Exercise task
Could you print all the entries exactly?

Available records
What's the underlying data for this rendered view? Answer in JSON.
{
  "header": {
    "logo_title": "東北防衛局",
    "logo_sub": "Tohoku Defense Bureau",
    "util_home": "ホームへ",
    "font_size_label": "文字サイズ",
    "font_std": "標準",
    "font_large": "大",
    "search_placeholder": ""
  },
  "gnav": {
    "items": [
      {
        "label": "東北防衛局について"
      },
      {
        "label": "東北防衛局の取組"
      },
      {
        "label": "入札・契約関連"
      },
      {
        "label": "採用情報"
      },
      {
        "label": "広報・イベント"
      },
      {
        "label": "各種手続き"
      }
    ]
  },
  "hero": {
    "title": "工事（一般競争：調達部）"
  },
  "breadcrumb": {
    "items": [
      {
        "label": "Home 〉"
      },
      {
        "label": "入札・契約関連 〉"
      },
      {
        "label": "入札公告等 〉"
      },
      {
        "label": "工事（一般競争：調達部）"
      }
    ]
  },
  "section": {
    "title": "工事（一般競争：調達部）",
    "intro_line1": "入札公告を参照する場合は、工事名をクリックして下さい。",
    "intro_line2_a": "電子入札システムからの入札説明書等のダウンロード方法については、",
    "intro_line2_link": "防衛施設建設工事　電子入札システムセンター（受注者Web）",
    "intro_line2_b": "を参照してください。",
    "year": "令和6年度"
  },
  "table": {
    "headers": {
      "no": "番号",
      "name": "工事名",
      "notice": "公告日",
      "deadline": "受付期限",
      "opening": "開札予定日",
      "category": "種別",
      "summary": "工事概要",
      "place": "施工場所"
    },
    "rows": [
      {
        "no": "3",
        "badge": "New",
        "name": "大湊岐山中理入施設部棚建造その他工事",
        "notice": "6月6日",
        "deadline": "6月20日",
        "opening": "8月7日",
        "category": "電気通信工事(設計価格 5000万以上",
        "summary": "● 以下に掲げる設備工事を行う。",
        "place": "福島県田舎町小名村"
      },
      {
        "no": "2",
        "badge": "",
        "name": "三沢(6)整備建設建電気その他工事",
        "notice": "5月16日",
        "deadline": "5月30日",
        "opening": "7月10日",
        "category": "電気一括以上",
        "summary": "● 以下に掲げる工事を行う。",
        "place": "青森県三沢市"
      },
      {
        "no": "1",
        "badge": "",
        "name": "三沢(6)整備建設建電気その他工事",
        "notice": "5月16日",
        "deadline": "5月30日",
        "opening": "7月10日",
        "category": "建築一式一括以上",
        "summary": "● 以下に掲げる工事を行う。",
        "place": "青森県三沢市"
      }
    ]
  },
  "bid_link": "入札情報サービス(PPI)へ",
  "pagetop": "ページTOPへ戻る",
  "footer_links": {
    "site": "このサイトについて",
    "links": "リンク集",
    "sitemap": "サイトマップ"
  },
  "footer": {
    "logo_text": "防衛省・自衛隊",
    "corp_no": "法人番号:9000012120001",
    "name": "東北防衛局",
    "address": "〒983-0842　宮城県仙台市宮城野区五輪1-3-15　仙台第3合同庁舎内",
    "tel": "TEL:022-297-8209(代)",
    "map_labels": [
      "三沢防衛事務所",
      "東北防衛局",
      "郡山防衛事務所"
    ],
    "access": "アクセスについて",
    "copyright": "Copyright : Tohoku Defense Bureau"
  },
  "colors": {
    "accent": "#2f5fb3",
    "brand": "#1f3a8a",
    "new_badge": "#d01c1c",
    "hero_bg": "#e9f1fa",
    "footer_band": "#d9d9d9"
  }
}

Task solution
What's the underlying data for this rendered view? Answer in JSON.
{
  "header": {
    "logo_title": "東北防衛局",
    "logo_sub": "Tohoku Defense Bureau",
    "util_home": "ホームへ",
    "font_size_label": "文字サイズ",
    "font_std": "標準",
    "font_large": "大",
    "search_placeholder": ""
  },
  "gnav": {
    "items": [
      {
        "label": "東北防衛局について"
      },
      {
        "label": "東北防衛局の取組"
      },
      {
        "label": "入札・契約関連"
      },
      {
        "label": "採用情報"
      },
      {
        "label": "広報・イベント"
      },
      {
        "label": "各種手続き"
      }
    ]
  },
  "hero": {
    "title": "工事（一般競争：調達部）"
  },
  "breadcrumb": {
    "items": [
      {
        "label": "Home 〉"
      },
      {
        "label": "入札・契約関連 〉"
      },
      {
        "label": "入札公告等 〉"
      },
      {
        "label": "工事（一般競争：調達部）"
      }
    ]
  },
  "section": {
    "title": "工事（一般競争：調達部）",
    "intro_line1": "入札公告を参照する場合は、工事名をクリックして下さい。",
    "intro_line2_a": "電子入札システムからの入札説明書等のダウンロード方法については、",
    "intro_line2_link": "防衛施設建設工事　電子入札システムセンター（受注者Web）",
    "intro_line2_b": "を参照してください。",
    "year": "令和6年度"
  },
  "table": {
    "headers": {
      "no": "番号",
      "name": "工事名",
      "notice": "公告日",
      "deadline": "受付期限",
      "opening": "開札予定日",
      "category": "種別",
      "summary": "工事概要",
      "place": "施工場所"
    },
    "rows": [
      {
        "no": "3",
        "badge": "New",
        "name": "大湊岐山中理入施設部棚建造その他工事",
        "notice": "6月6日",
        "deadline": "6月20日",
        "opening": "8月7日",
        "category": "電気通信工事(設計価格 5000万以上",
        "summary": "● 以下に掲げる設備工事を行う。",
        "place": "福島県田舎町小名村"
      },
      {
        "no": "2",
        "badge": "",
        "name": "三沢(6)整備建設建電気その他工事",
        "notice": "5月16日",
        "deadline": "5月30日",
        "opening": "7月10日",
        "category": "電気一括以上",
        "summary": "● 以下に掲げる工事を行う。",
        "place": "青森県三沢市"
      },
      {
        "no": "1",
        "badge": "",
        "name": "三沢(6)整備建設建電気その他工事",
        "notice": "5月16日",
        "deadline": "5月30日",
        "opening": "7月10日",
        "category": "建築一式一括以上",
        "summary": "● 以下に掲げる工事を行う。",
        "place": "青森県三沢市"
      }
    ]
  },
  "bid_link": "入札情報サービス(PPI)へ",
  "pagetop": "ページTOPへ戻る",
  "footer_links": {
    "site": "このサイトについて",
    "links": "リンク集",
    "sitemap": "サイトマップ"
  },
  "footer": {
    "logo_text": "防衛省・自衛隊",
    "corp_no": "法人番号:9000012120001",
    "name": "東北防衛局",
    "address": "〒983-0842　宮城県仙台市宮城野区五輪1-3-15　仙台第3合同庁舎内",
    "tel": "TEL:022-297-8209(代)",
    "map_labels": [
      "三沢防衛事務所",
      "東北防衛局",
      "郡山防衛事務所"
    ],
    "access": "アクセスについて",
    "copyright": "Copyright : Tohoku Defense Bureau"
  },
  "colors": {
    "accent": "#2f5fb3",
    "brand": "#1f3a8a",
    "new_badge": "#d01c1c",
    "hero_bg": "#e9f1fa",
    "footer_band": "#d9d9d9"
  }
}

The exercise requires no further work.